• [Assignment]: Search the data for "median". Return each matching line.

[Figure dataset records]
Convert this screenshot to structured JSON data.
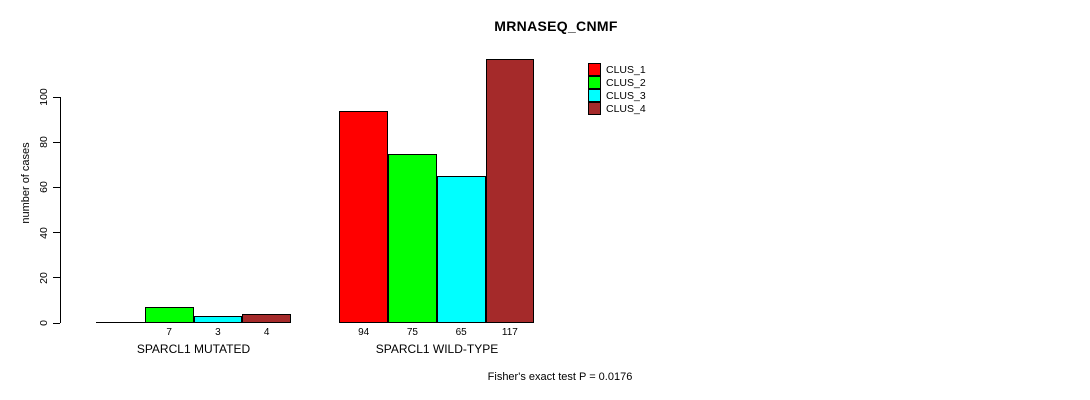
{
  "chart_data": {
    "type": "bar",
    "title": "MRNASEQ_CNMF",
    "xlabel": "",
    "ylabel": "number of cases",
    "categories": [
      "SPARCL1 MUTATED",
      "SPARCL1 WILD-TYPE"
    ],
    "series": [
      {
        "name": "CLUS_1",
        "color": "#FF0000",
        "values": [
          0,
          94
        ]
      },
      {
        "name": "CLUS_2",
        "color": "#00FF00",
        "values": [
          7,
          75
        ]
      },
      {
        "name": "CLUS_3",
        "color": "#00FFFF",
        "values": [
          3,
          65
        ]
      },
      {
        "name": "CLUS_4",
        "color": "#A52A2A",
        "values": [
          4,
          117
        ]
      }
    ],
    "bar_value_labels": [
      [
        "",
        "7",
        "3",
        "4"
      ],
      [
        "94",
        "75",
        "65",
        "117"
      ]
    ],
    "ylim": [
      0,
      100
    ],
    "yticks": [
      0,
      20,
      40,
      60,
      80,
      100
    ],
    "grid": false,
    "legend_position": "top-right-inside",
    "annotation": "Fisher's exact test P = 0.0176"
  }
}
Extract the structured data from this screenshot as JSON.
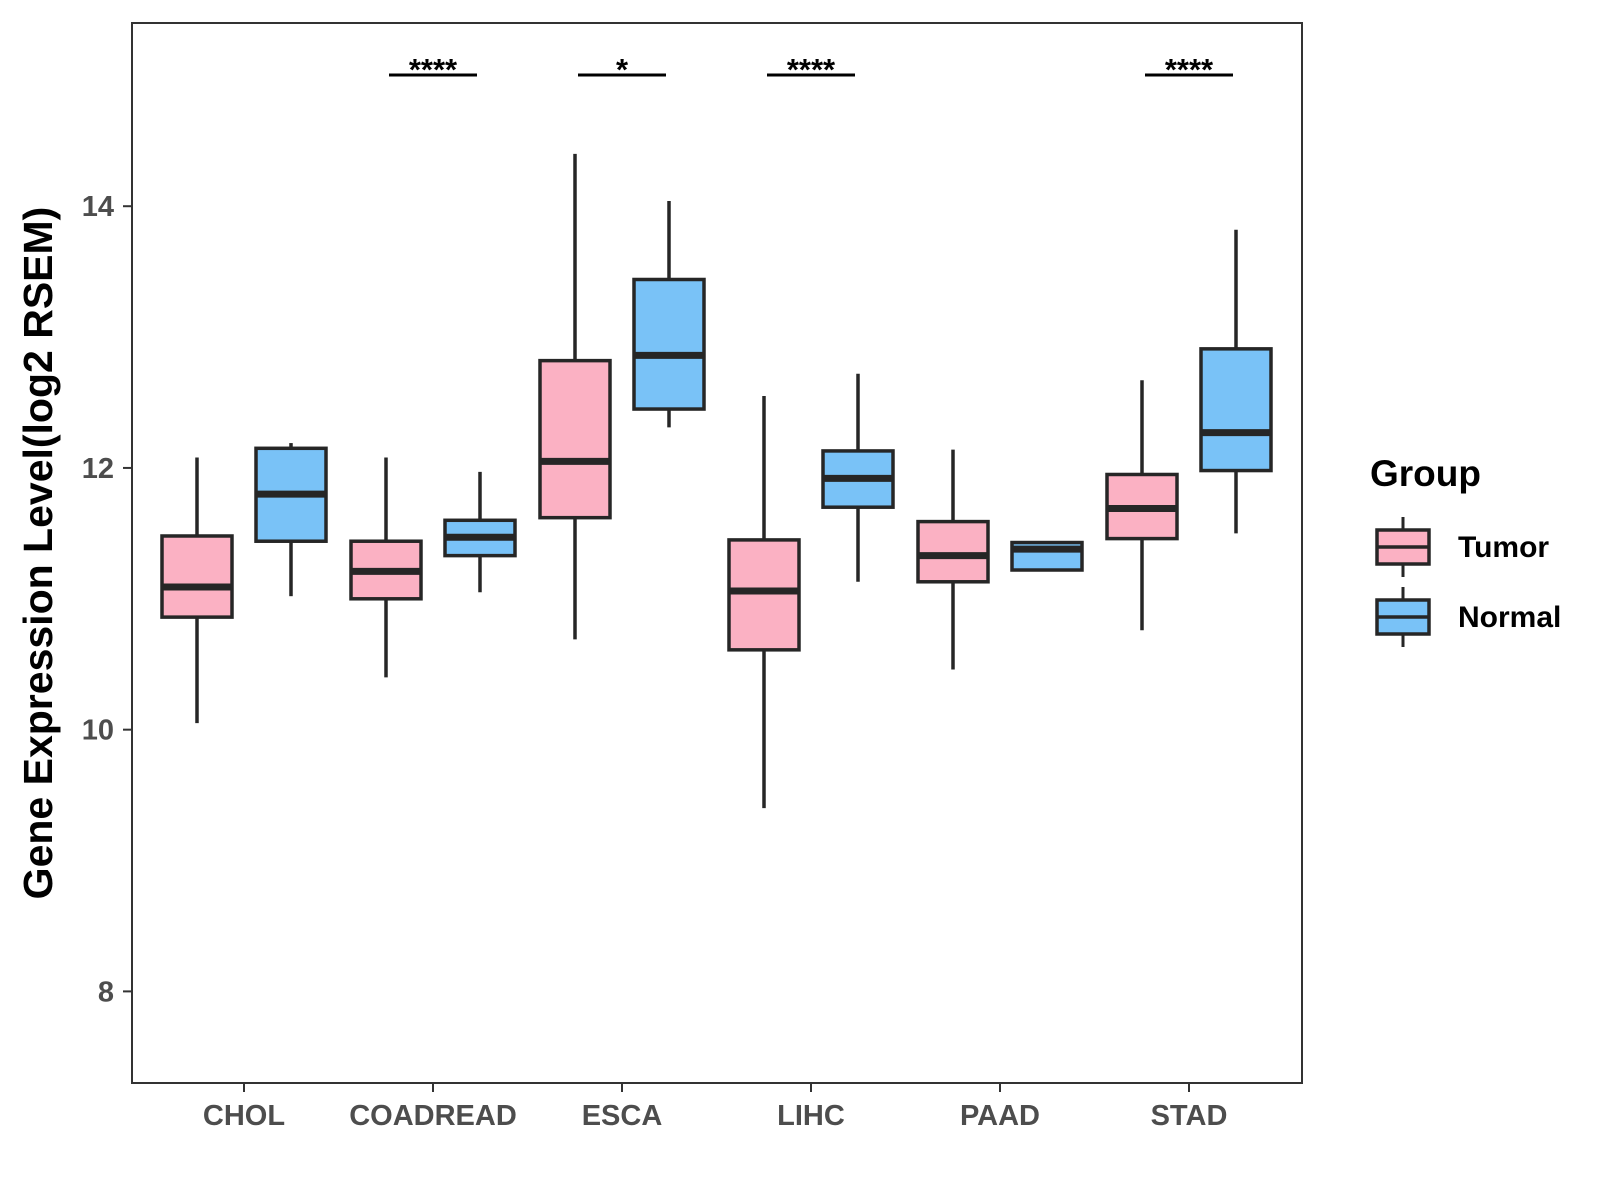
{
  "chart_data": {
    "type": "box",
    "xlabel": "",
    "ylabel": "Gene Expression Level(log2 RSEM)",
    "ylim": [
      7.3,
      15.4
    ],
    "yticks": [
      8,
      10,
      12,
      14
    ],
    "categories": [
      "CHOL",
      "COADREAD",
      "ESCA",
      "LIHC",
      "PAAD",
      "STAD"
    ],
    "grid": false,
    "legend": {
      "title": "Group",
      "position": "right",
      "entries": [
        {
          "name": "Tumor",
          "color": "#FBB1C3"
        },
        {
          "name": "Normal",
          "color": "#79C2F7"
        }
      ]
    },
    "series": [
      {
        "name": "Tumor",
        "color": "#FBB1C3",
        "boxes": [
          {
            "category": "CHOL",
            "min": 10.05,
            "q1": 10.86,
            "median": 11.09,
            "q3": 11.48,
            "max": 12.08
          },
          {
            "category": "COADREAD",
            "min": 10.4,
            "q1": 11.0,
            "median": 11.21,
            "q3": 11.44,
            "max": 12.08
          },
          {
            "category": "ESCA",
            "min": 10.69,
            "q1": 11.62,
            "median": 12.05,
            "q3": 12.82,
            "max": 14.4
          },
          {
            "category": "LIHC",
            "min": 9.4,
            "q1": 10.61,
            "median": 11.06,
            "q3": 11.45,
            "max": 12.55
          },
          {
            "category": "PAAD",
            "min": 10.46,
            "q1": 11.13,
            "median": 11.33,
            "q3": 11.59,
            "max": 12.14
          },
          {
            "category": "STAD",
            "min": 10.76,
            "q1": 11.46,
            "median": 11.69,
            "q3": 11.95,
            "max": 12.67
          }
        ]
      },
      {
        "name": "Normal",
        "color": "#79C2F7",
        "boxes": [
          {
            "category": "CHOL",
            "min": 11.02,
            "q1": 11.44,
            "median": 11.8,
            "q3": 12.15,
            "max": 12.19
          },
          {
            "category": "COADREAD",
            "min": 11.05,
            "q1": 11.33,
            "median": 11.47,
            "q3": 11.6,
            "max": 11.97
          },
          {
            "category": "ESCA",
            "min": 12.31,
            "q1": 12.45,
            "median": 12.86,
            "q3": 13.44,
            "max": 14.04
          },
          {
            "category": "LIHC",
            "min": 11.13,
            "q1": 11.7,
            "median": 11.92,
            "q3": 12.13,
            "max": 12.72
          },
          {
            "category": "PAAD",
            "min": 11.22,
            "q1": 11.22,
            "median": 11.38,
            "q3": 11.43,
            "max": 11.43
          },
          {
            "category": "STAD",
            "min": 11.5,
            "q1": 11.98,
            "median": 12.27,
            "q3": 12.91,
            "max": 13.82
          }
        ]
      }
    ],
    "significance": [
      {
        "category": "CHOL",
        "label": ""
      },
      {
        "category": "COADREAD",
        "label": "****"
      },
      {
        "category": "ESCA",
        "label": "*"
      },
      {
        "category": "LIHC",
        "label": "****"
      },
      {
        "category": "PAAD",
        "label": ""
      },
      {
        "category": "STAD",
        "label": "****"
      }
    ]
  }
}
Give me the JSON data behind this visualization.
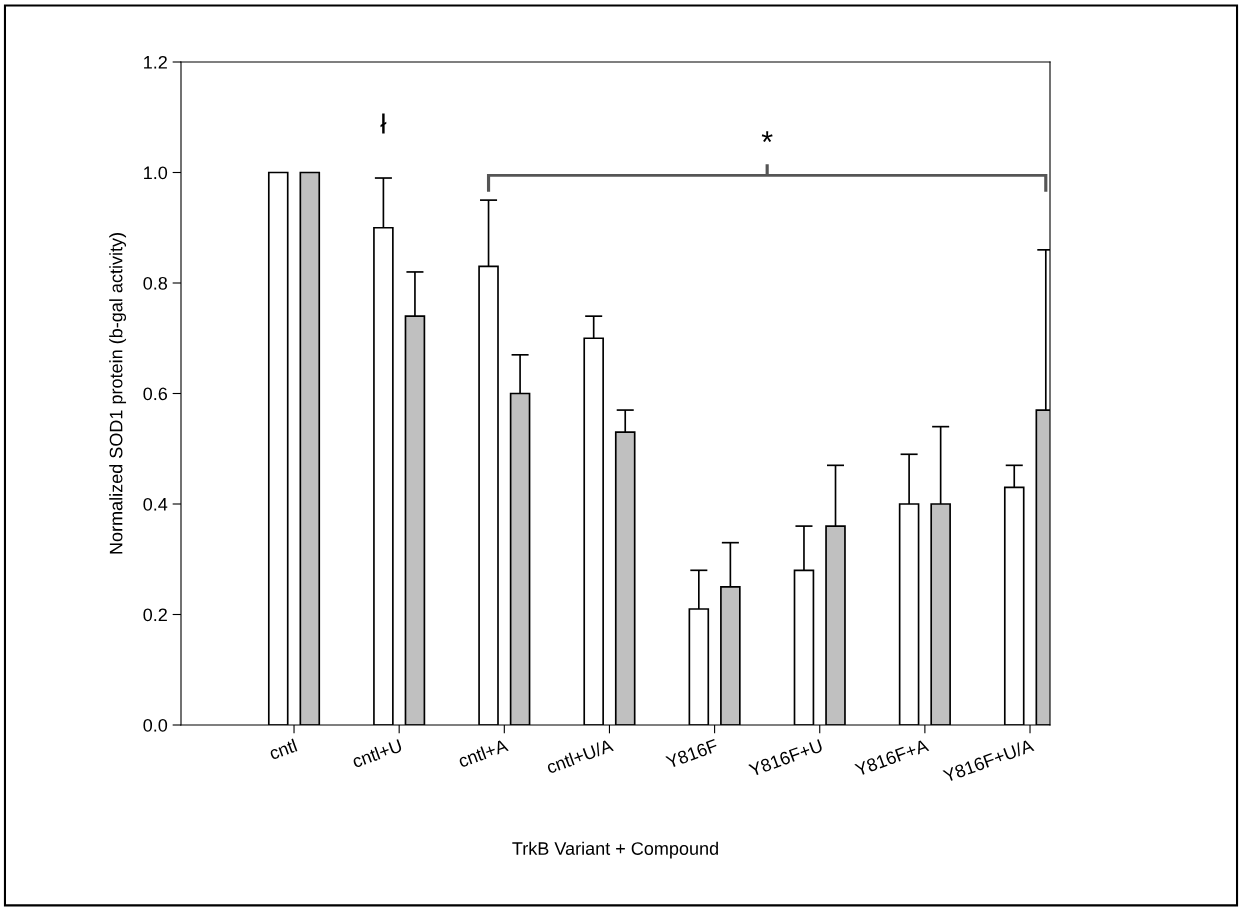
{
  "chart_data": {
    "type": "bar",
    "xlabel": "TrkB Variant + Compound",
    "ylabel": "Normalized SOD1 protein (b-gal activity)",
    "categories": [
      "cntl",
      "cntl+U",
      "cntl+A",
      "cntl+U/A",
      "Y816F",
      "Y816F+U",
      "Y816F+A",
      "Y816F+U/A"
    ],
    "series": [
      {
        "color": "#ffffff",
        "values": [
          1.0,
          0.9,
          0.83,
          0.7,
          0.21,
          0.28,
          0.4,
          0.43
        ],
        "errors": [
          null,
          [
            0.9,
            0.99
          ],
          [
            0.83,
            0.95
          ],
          [
            0.7,
            0.74
          ],
          [
            0.21,
            0.28
          ],
          [
            0.28,
            0.36
          ],
          [
            0.4,
            0.49
          ],
          [
            0.43,
            0.47
          ]
        ]
      },
      {
        "color": "#c0c0c0",
        "values": [
          1.0,
          0.74,
          0.6,
          0.53,
          0.25,
          0.36,
          0.4,
          0.57
        ],
        "errors": [
          null,
          [
            0.74,
            0.82
          ],
          [
            0.6,
            0.67
          ],
          [
            0.53,
            0.57
          ],
          [
            0.25,
            0.33
          ],
          [
            0.36,
            0.47
          ],
          [
            0.4,
            0.54
          ],
          [
            0.57,
            0.86
          ]
        ]
      }
    ],
    "ylim": [
      0,
      1.2
    ],
    "yticks": [
      {
        "value": 0,
        "label": "0.0"
      },
      {
        "value": 0.2,
        "label": "0.2"
      },
      {
        "value": 0.4,
        "label": "0.4"
      },
      {
        "value": 0.6,
        "label": "0.6"
      },
      {
        "value": 0.8,
        "label": "0.8"
      },
      {
        "value": 1.0,
        "label": "1.0"
      },
      {
        "value": 1.2,
        "label": "1.2"
      }
    ],
    "annotations": [
      "ł",
      "*"
    ],
    "grid": false,
    "legend": false
  }
}
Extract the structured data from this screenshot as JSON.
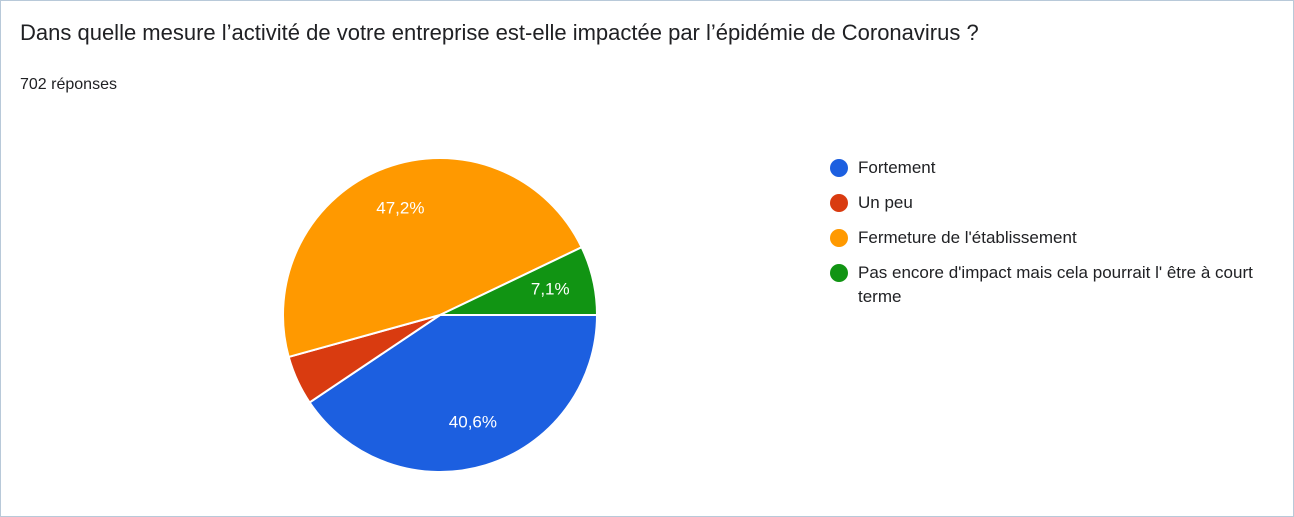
{
  "chart_data": {
    "type": "pie",
    "title": "Dans quelle mesure l’activité de votre entreprise est-elle impactée par l’épidémie de Coronavirus ?",
    "subtitle": "702 réponses",
    "categories": [
      "Fortement",
      "Un peu",
      "Fermeture de l'établissement",
      "Pas encore d'impact mais cela pourrait l' être à court terme"
    ],
    "values": [
      40.6,
      5.1,
      47.2,
      7.1
    ],
    "value_labels": [
      "40,6%",
      null,
      "47,2%",
      "7,1%"
    ],
    "colors": [
      "#1c5fe0",
      "#d93b10",
      "#ff9900",
      "#119413"
    ],
    "legend": "right"
  }
}
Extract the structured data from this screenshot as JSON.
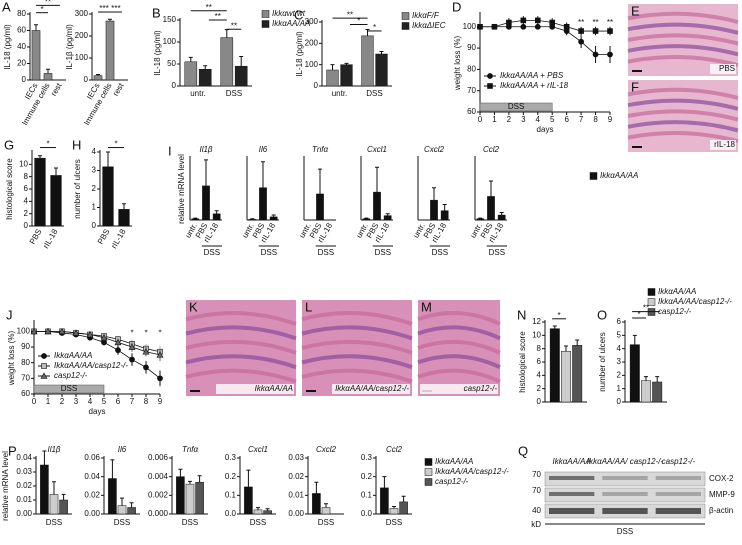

• [Exercise answer]:
            "median": 11.09,
            "median": 11.21,
            "median": 12.05,
            "median": 11.06,
            "median": 11.33,
            "median": 11.69,
            "median": 11.8,
            "median": 11.47,
            "median": 12.86,
            "median": 11.92,
            "median": 11.38,
            "median": 12.27,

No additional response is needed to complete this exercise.